- **PROBLEM REQUIREMENTS**:
Gather all lines with the word "سورة" in them.

## Begin

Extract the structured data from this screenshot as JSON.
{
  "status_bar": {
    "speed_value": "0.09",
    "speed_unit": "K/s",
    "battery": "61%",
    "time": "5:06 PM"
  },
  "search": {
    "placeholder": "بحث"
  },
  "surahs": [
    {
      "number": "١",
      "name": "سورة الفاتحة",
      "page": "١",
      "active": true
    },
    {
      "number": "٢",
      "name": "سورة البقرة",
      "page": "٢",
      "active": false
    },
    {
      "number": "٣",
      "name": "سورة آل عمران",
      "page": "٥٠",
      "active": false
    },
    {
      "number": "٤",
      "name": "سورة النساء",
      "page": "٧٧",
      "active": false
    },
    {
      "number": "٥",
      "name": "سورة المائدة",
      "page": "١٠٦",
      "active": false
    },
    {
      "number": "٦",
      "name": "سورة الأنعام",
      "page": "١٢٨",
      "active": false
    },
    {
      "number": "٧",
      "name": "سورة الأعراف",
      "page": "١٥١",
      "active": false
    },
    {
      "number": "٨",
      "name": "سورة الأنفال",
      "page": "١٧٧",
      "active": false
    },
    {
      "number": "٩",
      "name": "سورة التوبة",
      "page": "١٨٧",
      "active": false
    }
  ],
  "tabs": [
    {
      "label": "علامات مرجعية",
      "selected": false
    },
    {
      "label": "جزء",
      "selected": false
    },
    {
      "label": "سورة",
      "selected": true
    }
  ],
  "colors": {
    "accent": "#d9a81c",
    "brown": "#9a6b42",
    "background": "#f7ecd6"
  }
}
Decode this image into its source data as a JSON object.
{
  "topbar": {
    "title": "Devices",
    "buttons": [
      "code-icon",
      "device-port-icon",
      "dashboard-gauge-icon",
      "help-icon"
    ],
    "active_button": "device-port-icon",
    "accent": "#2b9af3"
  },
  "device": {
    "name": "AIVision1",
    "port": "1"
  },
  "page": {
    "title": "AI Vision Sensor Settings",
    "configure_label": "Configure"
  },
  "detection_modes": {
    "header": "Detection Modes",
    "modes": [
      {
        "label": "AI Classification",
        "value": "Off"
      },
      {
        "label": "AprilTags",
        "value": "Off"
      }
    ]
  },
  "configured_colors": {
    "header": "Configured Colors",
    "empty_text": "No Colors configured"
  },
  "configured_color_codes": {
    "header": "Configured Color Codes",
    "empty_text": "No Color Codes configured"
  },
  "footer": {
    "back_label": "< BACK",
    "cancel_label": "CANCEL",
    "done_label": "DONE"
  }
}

## End

- **WORKED ANSWER**:
      "name": "سورة الفاتحة",
      "name": "سورة البقرة",
      "name": "سورة آل عمران",
      "name": "سورة النساء",
      "name": "سورة المائدة",
      "name": "سورة الأنعام",
      "name": "سورة الأعراف",
      "name": "سورة الأنفال",
      "name": "سورة التوبة",
      "label": "سورة",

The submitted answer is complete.